**PROBLEM STATEMENT**
Repeat the part of the data below that opens with the line containing "Detect and localize" and closes with the line containing "bar-slot: 9.175 xyxy=(695,73,722,401)", including both of those lines, character for character.

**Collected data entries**
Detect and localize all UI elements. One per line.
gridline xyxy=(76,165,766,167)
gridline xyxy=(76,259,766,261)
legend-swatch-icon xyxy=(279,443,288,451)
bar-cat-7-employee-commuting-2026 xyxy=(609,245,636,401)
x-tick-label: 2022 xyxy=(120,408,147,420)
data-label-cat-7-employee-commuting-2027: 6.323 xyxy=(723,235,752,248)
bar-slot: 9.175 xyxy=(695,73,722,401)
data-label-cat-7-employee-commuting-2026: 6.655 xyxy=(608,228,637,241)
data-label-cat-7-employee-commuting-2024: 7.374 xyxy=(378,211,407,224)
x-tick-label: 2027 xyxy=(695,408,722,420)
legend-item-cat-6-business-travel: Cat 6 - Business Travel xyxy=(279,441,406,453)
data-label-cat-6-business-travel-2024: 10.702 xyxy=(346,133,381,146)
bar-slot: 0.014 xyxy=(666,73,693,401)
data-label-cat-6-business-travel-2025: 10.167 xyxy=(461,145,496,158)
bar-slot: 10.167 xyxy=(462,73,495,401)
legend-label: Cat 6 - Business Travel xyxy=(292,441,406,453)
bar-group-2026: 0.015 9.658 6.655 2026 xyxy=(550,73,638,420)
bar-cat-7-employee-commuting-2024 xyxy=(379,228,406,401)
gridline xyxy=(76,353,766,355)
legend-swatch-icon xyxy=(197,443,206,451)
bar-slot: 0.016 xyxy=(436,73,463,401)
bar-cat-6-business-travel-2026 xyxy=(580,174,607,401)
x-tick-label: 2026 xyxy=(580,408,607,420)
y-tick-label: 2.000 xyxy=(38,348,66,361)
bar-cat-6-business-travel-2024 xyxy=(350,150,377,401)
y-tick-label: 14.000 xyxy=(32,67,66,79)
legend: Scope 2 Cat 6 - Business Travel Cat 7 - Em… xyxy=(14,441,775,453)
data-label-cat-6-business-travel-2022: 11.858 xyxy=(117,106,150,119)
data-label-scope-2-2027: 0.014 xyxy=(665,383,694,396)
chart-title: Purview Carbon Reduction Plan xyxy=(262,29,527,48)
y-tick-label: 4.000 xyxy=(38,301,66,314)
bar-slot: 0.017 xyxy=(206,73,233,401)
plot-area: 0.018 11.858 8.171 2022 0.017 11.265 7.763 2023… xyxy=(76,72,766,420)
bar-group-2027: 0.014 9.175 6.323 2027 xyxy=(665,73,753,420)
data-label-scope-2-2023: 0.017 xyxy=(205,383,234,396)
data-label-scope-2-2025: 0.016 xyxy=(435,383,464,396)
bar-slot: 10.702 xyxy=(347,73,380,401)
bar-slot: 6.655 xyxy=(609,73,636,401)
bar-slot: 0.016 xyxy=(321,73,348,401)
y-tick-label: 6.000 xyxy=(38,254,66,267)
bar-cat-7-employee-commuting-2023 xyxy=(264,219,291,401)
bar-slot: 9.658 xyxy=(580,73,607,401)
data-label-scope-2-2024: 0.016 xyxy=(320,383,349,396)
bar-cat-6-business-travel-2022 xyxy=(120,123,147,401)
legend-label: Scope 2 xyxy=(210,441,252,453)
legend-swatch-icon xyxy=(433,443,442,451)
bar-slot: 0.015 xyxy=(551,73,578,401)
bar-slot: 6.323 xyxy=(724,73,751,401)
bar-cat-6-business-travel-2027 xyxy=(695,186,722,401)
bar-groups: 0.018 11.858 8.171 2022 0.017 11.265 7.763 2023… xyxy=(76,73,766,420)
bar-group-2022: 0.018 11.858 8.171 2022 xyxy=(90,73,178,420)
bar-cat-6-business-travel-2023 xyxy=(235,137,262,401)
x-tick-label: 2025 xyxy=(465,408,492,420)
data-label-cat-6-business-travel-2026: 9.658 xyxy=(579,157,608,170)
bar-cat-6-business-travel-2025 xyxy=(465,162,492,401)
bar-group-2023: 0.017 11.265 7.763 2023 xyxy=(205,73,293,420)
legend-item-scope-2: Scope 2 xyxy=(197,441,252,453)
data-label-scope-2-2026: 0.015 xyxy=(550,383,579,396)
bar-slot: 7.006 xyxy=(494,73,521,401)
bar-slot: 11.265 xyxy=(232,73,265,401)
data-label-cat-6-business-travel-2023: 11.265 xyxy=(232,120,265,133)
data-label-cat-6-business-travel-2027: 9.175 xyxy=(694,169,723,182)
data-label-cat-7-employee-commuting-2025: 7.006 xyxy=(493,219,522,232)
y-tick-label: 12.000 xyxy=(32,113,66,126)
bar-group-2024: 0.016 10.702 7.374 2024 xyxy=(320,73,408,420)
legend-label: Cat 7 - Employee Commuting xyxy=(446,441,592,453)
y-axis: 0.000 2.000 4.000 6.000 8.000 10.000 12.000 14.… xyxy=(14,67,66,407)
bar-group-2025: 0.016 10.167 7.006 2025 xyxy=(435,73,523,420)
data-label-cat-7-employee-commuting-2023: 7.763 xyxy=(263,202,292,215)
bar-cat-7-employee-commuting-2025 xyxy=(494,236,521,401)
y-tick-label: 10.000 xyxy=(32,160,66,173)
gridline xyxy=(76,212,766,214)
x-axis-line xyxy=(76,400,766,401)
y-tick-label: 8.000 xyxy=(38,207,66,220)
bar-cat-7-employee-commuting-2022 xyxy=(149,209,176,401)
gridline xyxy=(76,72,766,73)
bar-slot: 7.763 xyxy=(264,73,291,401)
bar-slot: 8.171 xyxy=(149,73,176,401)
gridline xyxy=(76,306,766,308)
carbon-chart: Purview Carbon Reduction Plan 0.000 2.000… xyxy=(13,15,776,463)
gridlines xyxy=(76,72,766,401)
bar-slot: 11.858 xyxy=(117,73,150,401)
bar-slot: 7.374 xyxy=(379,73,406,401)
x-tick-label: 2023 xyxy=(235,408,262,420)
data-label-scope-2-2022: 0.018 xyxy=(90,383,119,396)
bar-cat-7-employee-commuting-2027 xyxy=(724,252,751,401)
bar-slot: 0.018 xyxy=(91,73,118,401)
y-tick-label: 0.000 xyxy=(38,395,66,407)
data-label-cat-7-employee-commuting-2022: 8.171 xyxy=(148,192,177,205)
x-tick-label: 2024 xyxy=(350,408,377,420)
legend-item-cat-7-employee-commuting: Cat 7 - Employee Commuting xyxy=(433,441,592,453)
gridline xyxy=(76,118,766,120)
==
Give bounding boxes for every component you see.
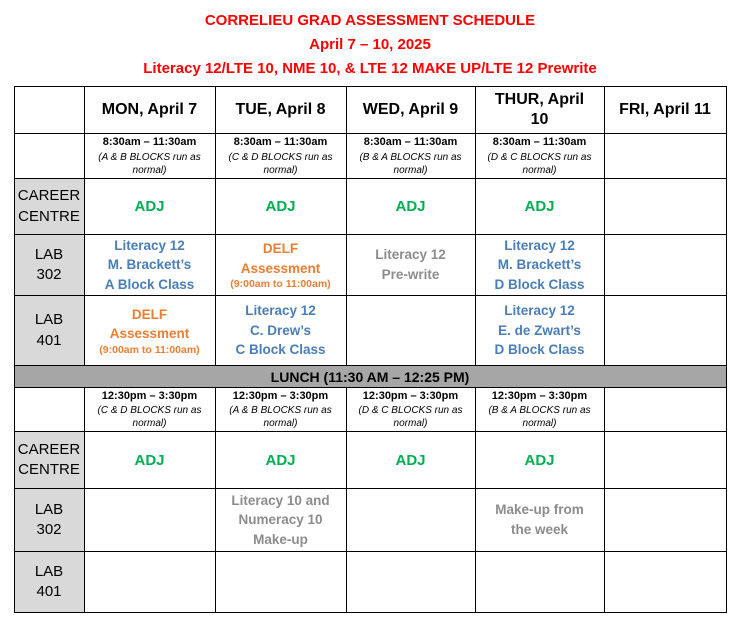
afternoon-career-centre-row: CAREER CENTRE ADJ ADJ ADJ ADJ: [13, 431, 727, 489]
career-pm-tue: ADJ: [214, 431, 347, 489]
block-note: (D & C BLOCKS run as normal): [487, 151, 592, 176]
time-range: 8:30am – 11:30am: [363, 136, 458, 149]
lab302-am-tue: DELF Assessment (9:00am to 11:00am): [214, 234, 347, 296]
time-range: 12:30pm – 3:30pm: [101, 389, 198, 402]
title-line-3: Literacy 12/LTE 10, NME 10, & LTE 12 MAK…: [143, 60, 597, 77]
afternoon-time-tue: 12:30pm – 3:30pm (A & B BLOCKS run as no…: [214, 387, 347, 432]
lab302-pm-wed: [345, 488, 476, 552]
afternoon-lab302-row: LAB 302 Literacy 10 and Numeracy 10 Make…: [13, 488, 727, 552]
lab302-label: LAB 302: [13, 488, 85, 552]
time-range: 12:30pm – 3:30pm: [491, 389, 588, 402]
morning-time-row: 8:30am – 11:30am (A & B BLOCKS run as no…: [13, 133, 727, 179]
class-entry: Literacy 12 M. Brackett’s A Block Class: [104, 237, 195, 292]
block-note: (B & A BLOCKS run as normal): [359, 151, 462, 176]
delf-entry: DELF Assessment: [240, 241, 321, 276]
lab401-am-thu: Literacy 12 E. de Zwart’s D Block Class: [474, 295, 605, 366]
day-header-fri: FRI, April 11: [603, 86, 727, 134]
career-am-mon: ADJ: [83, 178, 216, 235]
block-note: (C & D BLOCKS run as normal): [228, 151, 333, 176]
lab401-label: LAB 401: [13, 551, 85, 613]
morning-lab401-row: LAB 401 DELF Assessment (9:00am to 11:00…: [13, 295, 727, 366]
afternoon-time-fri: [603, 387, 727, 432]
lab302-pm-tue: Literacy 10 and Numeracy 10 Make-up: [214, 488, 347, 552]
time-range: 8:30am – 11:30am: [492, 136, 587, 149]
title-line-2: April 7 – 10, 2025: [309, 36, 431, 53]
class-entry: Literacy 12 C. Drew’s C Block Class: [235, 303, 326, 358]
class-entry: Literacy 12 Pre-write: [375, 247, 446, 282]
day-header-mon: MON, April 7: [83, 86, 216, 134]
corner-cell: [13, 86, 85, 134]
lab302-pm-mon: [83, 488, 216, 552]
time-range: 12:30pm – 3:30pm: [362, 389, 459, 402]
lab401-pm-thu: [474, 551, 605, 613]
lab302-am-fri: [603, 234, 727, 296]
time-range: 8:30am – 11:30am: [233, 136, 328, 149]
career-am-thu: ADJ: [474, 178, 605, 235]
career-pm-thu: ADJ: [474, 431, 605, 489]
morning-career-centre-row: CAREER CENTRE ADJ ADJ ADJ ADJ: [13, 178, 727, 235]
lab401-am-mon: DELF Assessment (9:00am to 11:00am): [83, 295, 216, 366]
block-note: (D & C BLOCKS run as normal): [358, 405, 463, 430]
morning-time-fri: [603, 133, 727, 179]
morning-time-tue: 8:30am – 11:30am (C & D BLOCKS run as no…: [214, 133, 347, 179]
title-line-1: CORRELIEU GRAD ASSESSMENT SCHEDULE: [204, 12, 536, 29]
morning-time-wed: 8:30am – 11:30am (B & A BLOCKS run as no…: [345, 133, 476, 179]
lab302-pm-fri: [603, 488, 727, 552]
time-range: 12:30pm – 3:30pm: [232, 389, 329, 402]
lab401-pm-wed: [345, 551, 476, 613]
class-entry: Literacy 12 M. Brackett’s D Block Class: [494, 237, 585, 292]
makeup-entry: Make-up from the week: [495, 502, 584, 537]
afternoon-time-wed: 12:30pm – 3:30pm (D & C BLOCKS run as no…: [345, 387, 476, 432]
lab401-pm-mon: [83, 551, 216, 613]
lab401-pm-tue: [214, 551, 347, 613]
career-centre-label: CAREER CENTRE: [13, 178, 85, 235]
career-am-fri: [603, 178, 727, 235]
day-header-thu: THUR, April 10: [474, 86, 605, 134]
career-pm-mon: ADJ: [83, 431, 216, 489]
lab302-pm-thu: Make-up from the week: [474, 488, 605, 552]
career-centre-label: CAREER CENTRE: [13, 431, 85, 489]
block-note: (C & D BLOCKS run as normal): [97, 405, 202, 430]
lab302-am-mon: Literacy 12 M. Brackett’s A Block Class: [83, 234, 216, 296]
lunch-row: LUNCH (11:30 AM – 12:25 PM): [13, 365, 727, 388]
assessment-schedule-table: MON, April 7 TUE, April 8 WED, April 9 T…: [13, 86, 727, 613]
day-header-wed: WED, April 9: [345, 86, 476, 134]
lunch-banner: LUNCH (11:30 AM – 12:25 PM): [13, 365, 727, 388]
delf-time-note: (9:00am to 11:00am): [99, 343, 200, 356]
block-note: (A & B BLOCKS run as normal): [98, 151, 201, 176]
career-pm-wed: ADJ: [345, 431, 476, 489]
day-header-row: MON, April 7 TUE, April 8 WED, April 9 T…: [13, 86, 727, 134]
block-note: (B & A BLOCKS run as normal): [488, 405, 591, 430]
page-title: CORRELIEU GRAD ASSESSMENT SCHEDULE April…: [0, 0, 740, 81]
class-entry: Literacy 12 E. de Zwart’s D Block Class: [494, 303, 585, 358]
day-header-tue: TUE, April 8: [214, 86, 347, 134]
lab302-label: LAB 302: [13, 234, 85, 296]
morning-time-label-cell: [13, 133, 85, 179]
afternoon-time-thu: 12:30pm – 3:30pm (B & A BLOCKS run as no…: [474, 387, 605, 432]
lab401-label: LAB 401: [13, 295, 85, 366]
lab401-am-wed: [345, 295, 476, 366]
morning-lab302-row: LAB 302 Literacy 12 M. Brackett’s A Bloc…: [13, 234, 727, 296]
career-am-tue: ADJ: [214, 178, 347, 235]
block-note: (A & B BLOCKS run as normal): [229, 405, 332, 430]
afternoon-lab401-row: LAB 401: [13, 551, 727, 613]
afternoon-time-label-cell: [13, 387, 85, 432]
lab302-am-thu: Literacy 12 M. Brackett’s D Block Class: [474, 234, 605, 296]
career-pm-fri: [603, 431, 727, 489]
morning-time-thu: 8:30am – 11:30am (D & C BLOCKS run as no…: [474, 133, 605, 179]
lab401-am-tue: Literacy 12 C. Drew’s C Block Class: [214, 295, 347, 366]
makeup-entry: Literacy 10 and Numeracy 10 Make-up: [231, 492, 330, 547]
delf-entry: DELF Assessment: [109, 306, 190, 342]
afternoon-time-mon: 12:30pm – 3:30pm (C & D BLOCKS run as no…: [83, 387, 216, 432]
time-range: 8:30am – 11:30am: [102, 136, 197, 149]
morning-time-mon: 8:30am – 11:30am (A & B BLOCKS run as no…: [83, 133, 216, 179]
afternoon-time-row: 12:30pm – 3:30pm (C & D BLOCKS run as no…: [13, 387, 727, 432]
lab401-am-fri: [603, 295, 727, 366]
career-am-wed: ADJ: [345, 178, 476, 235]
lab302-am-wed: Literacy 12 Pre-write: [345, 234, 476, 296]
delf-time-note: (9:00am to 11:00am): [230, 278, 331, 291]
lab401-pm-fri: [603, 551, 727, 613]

**TASK SOLUTION**
Detect and localize all UI elements. One per line.
gridline xyxy=(76,165,766,167)
gridline xyxy=(76,259,766,261)
legend-swatch-icon xyxy=(279,443,288,451)
bar-cat-7-employee-commuting-2026 xyxy=(609,245,636,401)
x-tick-label: 2022 xyxy=(120,408,147,420)
data-label-cat-7-employee-commuting-2027: 6.323 xyxy=(723,235,752,248)
bar-slot: 9.175 xyxy=(695,73,722,401)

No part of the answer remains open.